Saved entries
# # # # #

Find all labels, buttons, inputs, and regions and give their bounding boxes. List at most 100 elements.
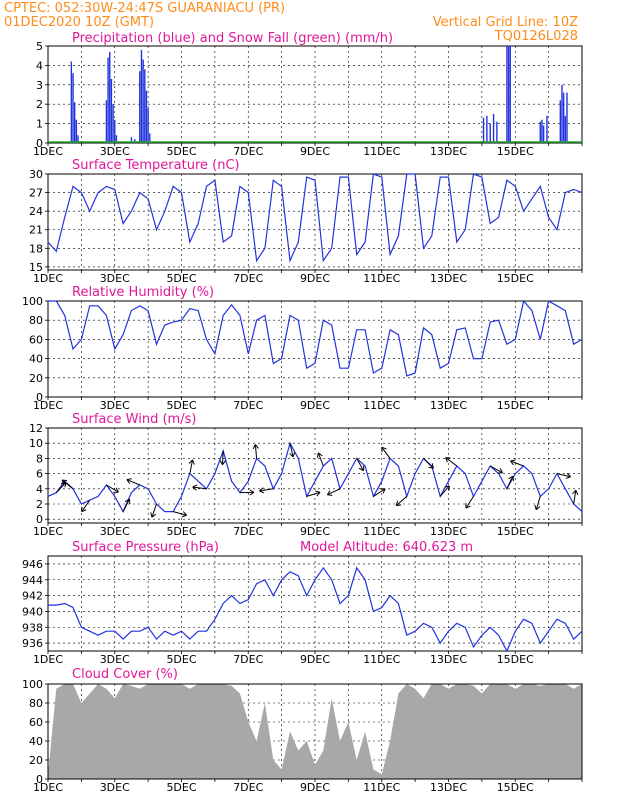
wind-arrow xyxy=(254,444,258,459)
wind-arrow xyxy=(356,458,364,471)
x-tick-label: 11DEC xyxy=(363,272,400,285)
x-tick-label: 11DEC xyxy=(363,399,400,412)
x-tick-label: 9DEC xyxy=(300,272,330,285)
panel-title-cloud: Cloud Cover (%) xyxy=(72,667,178,682)
x-tick-label: 15DEC xyxy=(497,399,534,412)
x-tick-label: 7DEC xyxy=(233,525,263,538)
x-tick-label: 13DEC xyxy=(430,272,467,285)
x-tick-label: 9DEC xyxy=(300,653,330,666)
x-tick-label: 5DEC xyxy=(166,781,196,794)
wind-arrow-head xyxy=(445,457,451,463)
precip-bar xyxy=(130,137,133,143)
wind-arrow xyxy=(381,446,391,459)
wind-arrow-head xyxy=(181,511,188,518)
y-tick-label: 21 xyxy=(29,224,43,237)
y-tick-label: 936 xyxy=(22,637,43,650)
precip-bar xyxy=(74,102,76,143)
y-tick-label: 938 xyxy=(22,621,43,634)
panel-title-precipitation: Precipitation (blue) and Snow Fall (gree… xyxy=(72,31,393,46)
x-tick-label: 3DEC xyxy=(100,399,130,412)
y-tick-label: 2 xyxy=(36,98,43,111)
wind-arrow-head xyxy=(358,465,365,472)
series-line-wind xyxy=(47,441,583,513)
y-tick-label: 24 xyxy=(29,205,43,218)
panel-cloud: 0 20 40 60 80 100 1DEC 3DEC 5DEC 7DEC 9DEC 11DEC 13D… xyxy=(22,678,583,794)
precip-bar xyxy=(492,113,495,143)
x-tick-label: 5DEC xyxy=(166,272,196,285)
panel-press: 936 938 940 942 944 946 1DEC 3DEC 5DEC 7DEC 9DEC 11… xyxy=(22,555,583,666)
x-tick-label: 5DEC xyxy=(166,399,196,412)
x-tick-label: 3DEC xyxy=(100,272,130,285)
x-tick-label: 5DEC xyxy=(166,653,196,666)
wind-arrow xyxy=(535,496,541,510)
y-tick-label: 80 xyxy=(29,314,43,327)
wind-arrow-head xyxy=(534,504,541,511)
precip-bar xyxy=(489,123,491,143)
panel-frame-top xyxy=(47,683,583,780)
y-tick-label: 6 xyxy=(36,468,43,481)
x-tick-label: 15DEC xyxy=(497,781,534,794)
wind-arrow xyxy=(556,473,571,478)
y-tick-label: 1 xyxy=(36,118,43,131)
y-tick-label: 944 xyxy=(22,574,43,587)
panel-rh: 0 20 40 60 80 100 1DEC 3DEC 5DEC 7DEC 9DEC 11DEC 13D… xyxy=(22,295,583,412)
wind-arrow xyxy=(189,459,194,474)
header-grid-line: Vertical Grid Line: 10Z xyxy=(433,15,578,30)
x-tick-label: 15DEC xyxy=(497,272,534,285)
wind-arrow xyxy=(423,458,434,469)
wind-arrow-head xyxy=(510,459,516,466)
panel-precip: 0 1 2 3 4 5 1DEC 3DEC 5DEC 7DEC 9DEC 11DEC 13DEC 15DE… xyxy=(33,40,583,158)
wind-arrow xyxy=(126,479,140,486)
wind-arrow xyxy=(506,475,514,490)
precip-bar xyxy=(564,115,567,143)
wind-arrow xyxy=(151,503,157,518)
x-tick-label: 7DEC xyxy=(233,272,263,285)
y-tick-label: 27 xyxy=(29,187,43,200)
precip-bar xyxy=(561,84,563,143)
y-tick-label: 40 xyxy=(29,353,43,366)
precip-bar xyxy=(114,119,116,143)
wind-arrow xyxy=(327,488,341,496)
wind-arrow-head xyxy=(465,503,471,509)
precip-bar xyxy=(559,100,562,143)
wind-arrow-head xyxy=(113,487,119,493)
y-tick-label: 5 xyxy=(36,40,43,53)
panel-temp: 15 18 21 24 27 30 1DEC 3DEC 5DEC 7DEC 9DEC 11DEC 13D… xyxy=(29,168,583,285)
wind-arrow xyxy=(192,486,207,490)
x-tick-label: 7DEC xyxy=(233,145,263,158)
precip-bar xyxy=(506,46,508,143)
wind-arrow-head xyxy=(124,498,131,505)
precip-bar xyxy=(107,57,109,143)
wind-arrow-head xyxy=(381,446,387,453)
wind-arrow xyxy=(573,490,577,505)
x-tick-label: 13DEC xyxy=(430,145,467,158)
panel-subtitle-altitude: Model Altitude: 640.623 m xyxy=(300,540,473,555)
y-tick-label: 60 xyxy=(29,716,43,729)
wind-arrow xyxy=(445,457,458,467)
cloud-cover-area xyxy=(48,684,582,779)
y-tick-label: 15 xyxy=(29,261,43,274)
wind-arrow-head xyxy=(252,444,259,450)
wind-arrow-head xyxy=(249,489,255,496)
wind-arrow-head xyxy=(380,488,386,494)
y-tick-label: 4 xyxy=(36,59,43,72)
precip-bar xyxy=(77,135,79,143)
panel-title-pressure: Surface Pressure (hPa) xyxy=(72,540,219,555)
wind-arrow-head xyxy=(395,500,402,507)
panel-title-humidity: Relative Humidity (%) xyxy=(72,285,214,300)
wind-arrow-head xyxy=(150,512,157,518)
precip-bar xyxy=(134,139,136,143)
y-tick-label: 0 xyxy=(36,137,43,150)
wind-arrow-head xyxy=(572,489,579,495)
x-tick-label: 13DEC xyxy=(430,399,467,412)
precip-bar xyxy=(110,78,113,143)
x-tick-label: 9DEC xyxy=(300,781,330,794)
y-tick-label: 8 xyxy=(36,452,43,465)
header-date: 01DEC2020 10Z (GMT) xyxy=(4,15,154,30)
precip-bar xyxy=(105,100,108,143)
precip-bar xyxy=(542,125,545,143)
wind-arrow xyxy=(489,465,503,474)
x-tick-label: 1DEC xyxy=(33,272,63,285)
x-tick-label: 3DEC xyxy=(100,145,130,158)
wind-arrow-head xyxy=(326,490,333,496)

# # # # #

§ **Exercise task**:
Collect every line of the records above that contains the string "header".

§ **Correct output**:
header-grid-line: Vertical Grid Line: 10Z xyxy=(433,15,578,30)
header-date: 01DEC2020 10Z (GMT) xyxy=(4,15,154,30)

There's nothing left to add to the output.